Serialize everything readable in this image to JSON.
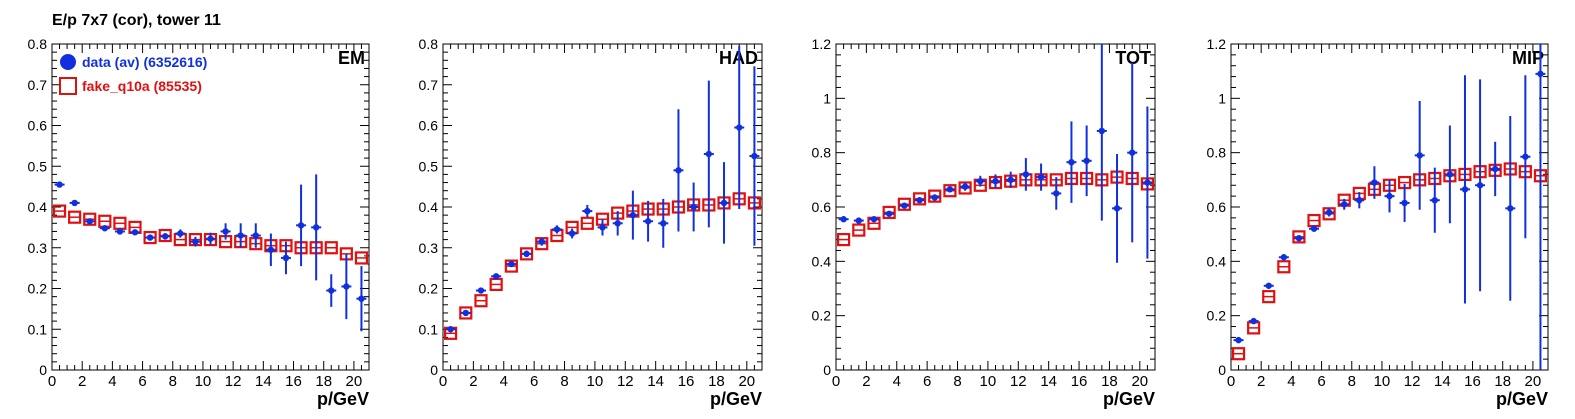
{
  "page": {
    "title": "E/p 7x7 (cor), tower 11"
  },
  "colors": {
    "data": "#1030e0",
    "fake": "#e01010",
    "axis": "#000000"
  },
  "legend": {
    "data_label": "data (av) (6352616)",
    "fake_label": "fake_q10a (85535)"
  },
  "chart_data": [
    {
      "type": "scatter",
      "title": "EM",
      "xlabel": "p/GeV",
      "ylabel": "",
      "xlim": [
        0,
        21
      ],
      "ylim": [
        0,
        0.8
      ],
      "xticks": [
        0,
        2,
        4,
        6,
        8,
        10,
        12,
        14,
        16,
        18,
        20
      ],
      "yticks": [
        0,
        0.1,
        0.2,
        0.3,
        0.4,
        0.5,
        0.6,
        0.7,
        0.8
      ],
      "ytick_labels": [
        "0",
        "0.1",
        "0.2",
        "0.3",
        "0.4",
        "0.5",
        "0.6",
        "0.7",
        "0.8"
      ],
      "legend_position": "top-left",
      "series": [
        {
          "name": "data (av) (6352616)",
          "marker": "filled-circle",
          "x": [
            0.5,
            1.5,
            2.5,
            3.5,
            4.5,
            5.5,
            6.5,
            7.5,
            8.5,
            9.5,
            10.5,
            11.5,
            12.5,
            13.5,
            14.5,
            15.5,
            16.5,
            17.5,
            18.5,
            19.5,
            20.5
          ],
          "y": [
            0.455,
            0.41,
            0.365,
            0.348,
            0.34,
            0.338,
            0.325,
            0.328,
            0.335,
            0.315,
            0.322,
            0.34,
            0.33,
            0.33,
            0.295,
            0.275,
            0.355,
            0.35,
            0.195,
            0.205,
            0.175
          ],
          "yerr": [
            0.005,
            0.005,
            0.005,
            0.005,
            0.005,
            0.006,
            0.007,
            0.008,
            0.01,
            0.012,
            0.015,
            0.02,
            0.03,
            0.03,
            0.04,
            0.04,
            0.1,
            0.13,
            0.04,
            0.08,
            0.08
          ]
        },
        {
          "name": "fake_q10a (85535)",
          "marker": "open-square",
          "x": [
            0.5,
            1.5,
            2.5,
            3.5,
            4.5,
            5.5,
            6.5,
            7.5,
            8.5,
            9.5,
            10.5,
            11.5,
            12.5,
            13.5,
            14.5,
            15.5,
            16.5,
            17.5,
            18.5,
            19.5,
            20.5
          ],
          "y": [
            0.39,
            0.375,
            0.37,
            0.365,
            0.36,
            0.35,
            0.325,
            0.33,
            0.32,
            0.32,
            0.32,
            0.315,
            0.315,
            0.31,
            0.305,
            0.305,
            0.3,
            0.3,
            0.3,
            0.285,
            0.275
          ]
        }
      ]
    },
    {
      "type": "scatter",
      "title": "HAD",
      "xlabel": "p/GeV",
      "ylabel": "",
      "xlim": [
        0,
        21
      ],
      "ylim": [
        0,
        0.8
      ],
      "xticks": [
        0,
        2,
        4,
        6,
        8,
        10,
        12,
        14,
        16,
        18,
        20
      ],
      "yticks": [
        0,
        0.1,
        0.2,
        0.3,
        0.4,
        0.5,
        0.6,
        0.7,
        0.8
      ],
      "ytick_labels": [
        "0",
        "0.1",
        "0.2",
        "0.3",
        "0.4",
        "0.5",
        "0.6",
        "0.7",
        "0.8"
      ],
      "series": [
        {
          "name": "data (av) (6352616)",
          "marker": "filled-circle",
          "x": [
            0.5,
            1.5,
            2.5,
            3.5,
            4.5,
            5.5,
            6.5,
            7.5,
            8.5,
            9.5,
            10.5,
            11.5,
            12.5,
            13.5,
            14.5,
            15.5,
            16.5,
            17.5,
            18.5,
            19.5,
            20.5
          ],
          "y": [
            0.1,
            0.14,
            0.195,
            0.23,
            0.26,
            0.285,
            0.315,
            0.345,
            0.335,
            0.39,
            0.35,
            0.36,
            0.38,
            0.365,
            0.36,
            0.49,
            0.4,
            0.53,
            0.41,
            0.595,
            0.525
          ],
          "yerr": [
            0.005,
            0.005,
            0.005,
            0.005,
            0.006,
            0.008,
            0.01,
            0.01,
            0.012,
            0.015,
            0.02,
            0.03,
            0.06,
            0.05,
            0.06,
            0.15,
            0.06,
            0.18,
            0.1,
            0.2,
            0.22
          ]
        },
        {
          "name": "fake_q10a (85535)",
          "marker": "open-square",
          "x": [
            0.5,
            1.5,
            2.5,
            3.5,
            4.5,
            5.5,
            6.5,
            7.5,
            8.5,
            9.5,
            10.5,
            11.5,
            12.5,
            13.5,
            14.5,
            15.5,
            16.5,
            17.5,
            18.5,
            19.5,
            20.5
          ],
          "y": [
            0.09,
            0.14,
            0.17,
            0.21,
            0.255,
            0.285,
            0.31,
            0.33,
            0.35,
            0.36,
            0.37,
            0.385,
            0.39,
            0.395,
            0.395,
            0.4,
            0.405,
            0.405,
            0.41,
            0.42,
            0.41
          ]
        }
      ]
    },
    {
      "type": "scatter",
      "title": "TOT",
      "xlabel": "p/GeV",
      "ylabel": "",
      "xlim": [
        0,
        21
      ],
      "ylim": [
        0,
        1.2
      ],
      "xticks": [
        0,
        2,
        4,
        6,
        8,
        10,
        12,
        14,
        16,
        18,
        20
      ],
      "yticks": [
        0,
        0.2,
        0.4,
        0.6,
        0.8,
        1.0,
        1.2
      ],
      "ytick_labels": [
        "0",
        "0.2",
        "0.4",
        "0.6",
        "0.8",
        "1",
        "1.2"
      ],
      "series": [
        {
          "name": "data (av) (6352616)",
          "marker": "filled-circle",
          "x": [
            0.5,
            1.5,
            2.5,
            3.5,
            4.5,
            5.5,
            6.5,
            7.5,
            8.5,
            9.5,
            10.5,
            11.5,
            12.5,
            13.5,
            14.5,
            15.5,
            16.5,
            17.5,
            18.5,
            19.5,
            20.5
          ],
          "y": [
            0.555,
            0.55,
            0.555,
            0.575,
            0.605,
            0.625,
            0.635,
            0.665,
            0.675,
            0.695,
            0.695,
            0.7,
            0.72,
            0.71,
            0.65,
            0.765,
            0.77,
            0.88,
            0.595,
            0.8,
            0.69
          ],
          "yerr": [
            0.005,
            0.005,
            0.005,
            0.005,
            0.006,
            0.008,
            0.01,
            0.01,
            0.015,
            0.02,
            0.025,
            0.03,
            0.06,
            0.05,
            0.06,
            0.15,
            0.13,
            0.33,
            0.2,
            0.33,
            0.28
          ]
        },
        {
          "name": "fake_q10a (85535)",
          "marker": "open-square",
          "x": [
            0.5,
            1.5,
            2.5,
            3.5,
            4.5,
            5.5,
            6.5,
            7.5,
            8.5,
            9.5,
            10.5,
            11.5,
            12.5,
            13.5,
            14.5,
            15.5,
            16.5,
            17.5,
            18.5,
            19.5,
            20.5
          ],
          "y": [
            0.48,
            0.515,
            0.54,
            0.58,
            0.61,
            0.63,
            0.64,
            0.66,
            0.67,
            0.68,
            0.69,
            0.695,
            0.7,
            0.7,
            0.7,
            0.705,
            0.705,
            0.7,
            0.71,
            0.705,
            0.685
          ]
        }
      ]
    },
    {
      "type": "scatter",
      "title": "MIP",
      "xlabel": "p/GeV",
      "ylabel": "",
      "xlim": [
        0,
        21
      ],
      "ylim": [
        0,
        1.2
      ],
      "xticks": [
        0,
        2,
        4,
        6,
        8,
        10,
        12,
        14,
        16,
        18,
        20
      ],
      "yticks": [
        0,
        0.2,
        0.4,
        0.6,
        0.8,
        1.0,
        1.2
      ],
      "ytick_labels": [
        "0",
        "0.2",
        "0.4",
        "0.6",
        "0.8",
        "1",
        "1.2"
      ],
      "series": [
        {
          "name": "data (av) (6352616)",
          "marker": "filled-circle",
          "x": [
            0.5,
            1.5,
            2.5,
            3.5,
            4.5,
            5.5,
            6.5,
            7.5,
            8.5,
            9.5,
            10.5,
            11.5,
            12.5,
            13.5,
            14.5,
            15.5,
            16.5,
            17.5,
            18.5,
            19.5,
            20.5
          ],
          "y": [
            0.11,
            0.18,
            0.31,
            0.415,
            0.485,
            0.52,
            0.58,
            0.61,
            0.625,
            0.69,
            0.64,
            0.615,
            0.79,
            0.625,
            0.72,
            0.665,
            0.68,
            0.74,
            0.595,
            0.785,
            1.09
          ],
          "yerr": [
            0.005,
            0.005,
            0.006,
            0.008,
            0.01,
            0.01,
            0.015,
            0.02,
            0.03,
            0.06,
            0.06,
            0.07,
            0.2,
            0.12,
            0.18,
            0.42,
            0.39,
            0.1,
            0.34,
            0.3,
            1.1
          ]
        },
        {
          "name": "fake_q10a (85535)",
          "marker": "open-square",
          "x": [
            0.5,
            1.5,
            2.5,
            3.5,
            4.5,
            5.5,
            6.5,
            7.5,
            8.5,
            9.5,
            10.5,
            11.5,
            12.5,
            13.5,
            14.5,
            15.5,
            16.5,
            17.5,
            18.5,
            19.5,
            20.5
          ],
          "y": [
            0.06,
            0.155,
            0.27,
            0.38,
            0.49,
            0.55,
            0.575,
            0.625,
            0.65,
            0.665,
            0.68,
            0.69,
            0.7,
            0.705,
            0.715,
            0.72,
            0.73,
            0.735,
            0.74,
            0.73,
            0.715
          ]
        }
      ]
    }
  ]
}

────────────────────────────────────────

### WHAT THE TASK ASKS
Reproduce every line of the listing above in which the string "title" appears.

### ANSWER FOR THIS EXERCISE
    "title": "E/p 7x7 (cor), tower 11"
      "title": "EM",
      "title": "HAD",
      "title": "TOT",
      "title": "MIP",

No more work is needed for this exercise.